__Exercise directions__. Reproduce verbatim the final portion of the material below, from the line containing "What does this" through its last line, and nothing else.

__Supplied entries__.
- - - -
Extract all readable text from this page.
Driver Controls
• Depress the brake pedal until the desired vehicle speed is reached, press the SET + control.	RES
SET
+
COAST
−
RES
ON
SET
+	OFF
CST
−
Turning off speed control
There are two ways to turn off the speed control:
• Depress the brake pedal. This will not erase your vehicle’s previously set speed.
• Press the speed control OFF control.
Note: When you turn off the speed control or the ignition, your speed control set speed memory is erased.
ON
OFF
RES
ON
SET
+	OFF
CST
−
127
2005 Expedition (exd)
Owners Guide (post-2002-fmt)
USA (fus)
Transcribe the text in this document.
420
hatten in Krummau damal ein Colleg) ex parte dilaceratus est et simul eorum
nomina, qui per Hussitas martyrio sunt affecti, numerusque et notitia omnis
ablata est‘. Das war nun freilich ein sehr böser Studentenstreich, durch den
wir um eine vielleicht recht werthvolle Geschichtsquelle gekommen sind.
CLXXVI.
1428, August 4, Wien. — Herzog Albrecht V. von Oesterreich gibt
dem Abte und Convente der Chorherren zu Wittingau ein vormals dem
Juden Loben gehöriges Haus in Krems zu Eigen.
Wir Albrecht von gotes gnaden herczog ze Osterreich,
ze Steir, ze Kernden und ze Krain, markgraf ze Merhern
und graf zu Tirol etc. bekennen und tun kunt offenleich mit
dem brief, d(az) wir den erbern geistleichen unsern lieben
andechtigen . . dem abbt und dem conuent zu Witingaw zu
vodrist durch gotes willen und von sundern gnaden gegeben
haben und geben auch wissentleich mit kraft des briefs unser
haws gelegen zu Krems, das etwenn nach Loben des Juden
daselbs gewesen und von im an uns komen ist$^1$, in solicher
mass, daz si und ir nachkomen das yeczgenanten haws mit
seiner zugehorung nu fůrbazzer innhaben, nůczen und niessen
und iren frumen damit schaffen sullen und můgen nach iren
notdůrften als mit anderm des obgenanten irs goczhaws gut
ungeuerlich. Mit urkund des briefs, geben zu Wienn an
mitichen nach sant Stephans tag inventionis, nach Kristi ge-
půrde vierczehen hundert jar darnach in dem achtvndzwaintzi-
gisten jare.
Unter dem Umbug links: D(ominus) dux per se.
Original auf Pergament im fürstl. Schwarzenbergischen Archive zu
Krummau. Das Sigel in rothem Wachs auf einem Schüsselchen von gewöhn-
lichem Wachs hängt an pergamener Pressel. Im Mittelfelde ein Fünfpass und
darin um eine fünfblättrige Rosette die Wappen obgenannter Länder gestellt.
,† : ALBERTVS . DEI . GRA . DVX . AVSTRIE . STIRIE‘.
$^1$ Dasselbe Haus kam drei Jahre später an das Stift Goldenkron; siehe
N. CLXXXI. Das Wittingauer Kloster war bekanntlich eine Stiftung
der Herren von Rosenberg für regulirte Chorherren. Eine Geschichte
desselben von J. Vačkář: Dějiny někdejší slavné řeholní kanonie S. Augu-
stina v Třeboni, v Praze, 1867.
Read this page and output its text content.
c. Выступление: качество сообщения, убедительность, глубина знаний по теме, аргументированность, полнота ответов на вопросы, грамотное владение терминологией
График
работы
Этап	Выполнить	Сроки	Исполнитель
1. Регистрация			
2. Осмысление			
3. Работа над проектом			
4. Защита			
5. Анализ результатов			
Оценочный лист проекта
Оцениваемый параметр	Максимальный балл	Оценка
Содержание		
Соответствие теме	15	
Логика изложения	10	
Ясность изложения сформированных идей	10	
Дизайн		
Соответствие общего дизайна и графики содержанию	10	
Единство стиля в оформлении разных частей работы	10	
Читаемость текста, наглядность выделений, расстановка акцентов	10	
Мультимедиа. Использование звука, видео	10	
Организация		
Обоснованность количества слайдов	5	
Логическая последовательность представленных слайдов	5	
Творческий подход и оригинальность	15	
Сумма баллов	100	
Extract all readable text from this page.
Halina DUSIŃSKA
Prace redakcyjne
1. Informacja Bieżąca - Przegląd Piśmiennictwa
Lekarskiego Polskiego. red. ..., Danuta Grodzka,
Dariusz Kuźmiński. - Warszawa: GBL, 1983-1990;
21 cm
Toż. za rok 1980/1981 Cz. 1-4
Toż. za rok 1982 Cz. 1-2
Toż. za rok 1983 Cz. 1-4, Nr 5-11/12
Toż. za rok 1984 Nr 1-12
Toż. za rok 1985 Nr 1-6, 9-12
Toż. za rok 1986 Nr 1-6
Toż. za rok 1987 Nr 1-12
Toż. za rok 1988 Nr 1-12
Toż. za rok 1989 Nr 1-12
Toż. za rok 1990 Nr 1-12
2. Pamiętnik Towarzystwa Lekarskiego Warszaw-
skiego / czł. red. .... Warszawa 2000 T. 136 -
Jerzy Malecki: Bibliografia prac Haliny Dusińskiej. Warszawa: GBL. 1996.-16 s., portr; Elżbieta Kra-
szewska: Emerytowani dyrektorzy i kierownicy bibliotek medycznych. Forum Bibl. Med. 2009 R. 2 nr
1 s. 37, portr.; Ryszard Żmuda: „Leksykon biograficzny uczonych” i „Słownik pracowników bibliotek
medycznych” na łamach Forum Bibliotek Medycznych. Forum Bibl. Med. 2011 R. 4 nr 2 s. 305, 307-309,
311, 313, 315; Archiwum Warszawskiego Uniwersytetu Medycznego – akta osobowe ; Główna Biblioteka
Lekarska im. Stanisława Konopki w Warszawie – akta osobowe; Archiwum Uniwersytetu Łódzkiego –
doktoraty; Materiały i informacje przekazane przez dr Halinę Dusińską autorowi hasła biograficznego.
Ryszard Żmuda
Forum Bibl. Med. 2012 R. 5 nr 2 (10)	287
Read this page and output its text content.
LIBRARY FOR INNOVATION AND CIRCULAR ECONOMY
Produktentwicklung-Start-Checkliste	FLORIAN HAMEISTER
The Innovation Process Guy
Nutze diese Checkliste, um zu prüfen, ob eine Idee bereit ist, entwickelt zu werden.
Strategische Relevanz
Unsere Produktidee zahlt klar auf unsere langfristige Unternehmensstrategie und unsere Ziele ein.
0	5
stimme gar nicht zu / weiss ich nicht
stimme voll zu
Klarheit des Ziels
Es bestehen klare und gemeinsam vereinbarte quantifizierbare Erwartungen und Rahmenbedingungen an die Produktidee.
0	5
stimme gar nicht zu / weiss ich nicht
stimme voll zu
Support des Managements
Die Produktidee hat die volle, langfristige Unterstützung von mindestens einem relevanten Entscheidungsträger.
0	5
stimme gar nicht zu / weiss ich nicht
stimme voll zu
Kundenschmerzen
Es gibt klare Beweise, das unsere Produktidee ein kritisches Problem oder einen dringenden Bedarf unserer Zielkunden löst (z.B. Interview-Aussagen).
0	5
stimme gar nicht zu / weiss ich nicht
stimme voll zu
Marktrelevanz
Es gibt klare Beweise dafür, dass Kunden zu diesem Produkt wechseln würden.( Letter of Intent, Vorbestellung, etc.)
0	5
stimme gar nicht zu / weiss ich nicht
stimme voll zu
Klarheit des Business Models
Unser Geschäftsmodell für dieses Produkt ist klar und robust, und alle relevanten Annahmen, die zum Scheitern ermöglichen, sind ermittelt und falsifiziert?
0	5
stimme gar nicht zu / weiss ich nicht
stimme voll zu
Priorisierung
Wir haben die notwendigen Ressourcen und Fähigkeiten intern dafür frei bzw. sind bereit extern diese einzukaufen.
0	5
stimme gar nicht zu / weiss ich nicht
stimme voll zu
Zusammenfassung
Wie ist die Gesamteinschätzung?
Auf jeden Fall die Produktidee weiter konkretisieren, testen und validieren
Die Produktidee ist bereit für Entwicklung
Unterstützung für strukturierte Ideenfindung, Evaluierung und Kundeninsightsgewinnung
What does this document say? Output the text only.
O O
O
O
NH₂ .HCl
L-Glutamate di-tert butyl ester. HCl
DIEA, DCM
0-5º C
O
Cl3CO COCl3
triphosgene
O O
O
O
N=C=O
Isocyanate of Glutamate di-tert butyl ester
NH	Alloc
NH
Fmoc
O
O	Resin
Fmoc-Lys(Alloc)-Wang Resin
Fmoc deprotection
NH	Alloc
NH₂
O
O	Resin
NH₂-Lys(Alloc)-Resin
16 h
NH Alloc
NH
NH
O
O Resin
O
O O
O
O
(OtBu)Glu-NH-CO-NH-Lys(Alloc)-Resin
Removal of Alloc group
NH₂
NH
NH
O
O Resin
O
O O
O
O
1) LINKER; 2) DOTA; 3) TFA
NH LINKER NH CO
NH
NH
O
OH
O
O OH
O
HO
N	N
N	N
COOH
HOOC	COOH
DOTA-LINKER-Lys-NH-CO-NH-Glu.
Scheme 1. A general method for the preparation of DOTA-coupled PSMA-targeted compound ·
- - - -
__Complete answer__.
What does this document say? Output the text only.
O O
O
O
NH₂ .HCl
L-Glutamate di-tert butyl ester. HCl
DIEA, DCM
0-5º C
O
Cl3CO COCl3
triphosgene
O O
O
O
N=C=O
Isocyanate of Glutamate di-tert butyl ester
NH	Alloc
NH
Fmoc
O
O	Resin
Fmoc-Lys(Alloc)-Wang Resin
Fmoc deprotection
NH	Alloc
NH₂
O
O	Resin
NH₂-Lys(Alloc)-Resin
16 h
NH Alloc
NH
NH
O
O Resin
O
O O
O
O
(OtBu)Glu-NH-CO-NH-Lys(Alloc)-Resin
Removal of Alloc group
NH₂
NH
NH
O
O Resin
O
O O
O
O
1) LINKER; 2) DOTA; 3) TFA
NH LINKER NH CO
NH
NH
O
OH
O
O OH
O
HO
N	N
N	N
COOH
HOOC	COOH
DOTA-LINKER-Lys-NH-CO-NH-Glu.
Scheme 1. A general method for the preparation of DOTA-coupled PSMA-targeted compound ·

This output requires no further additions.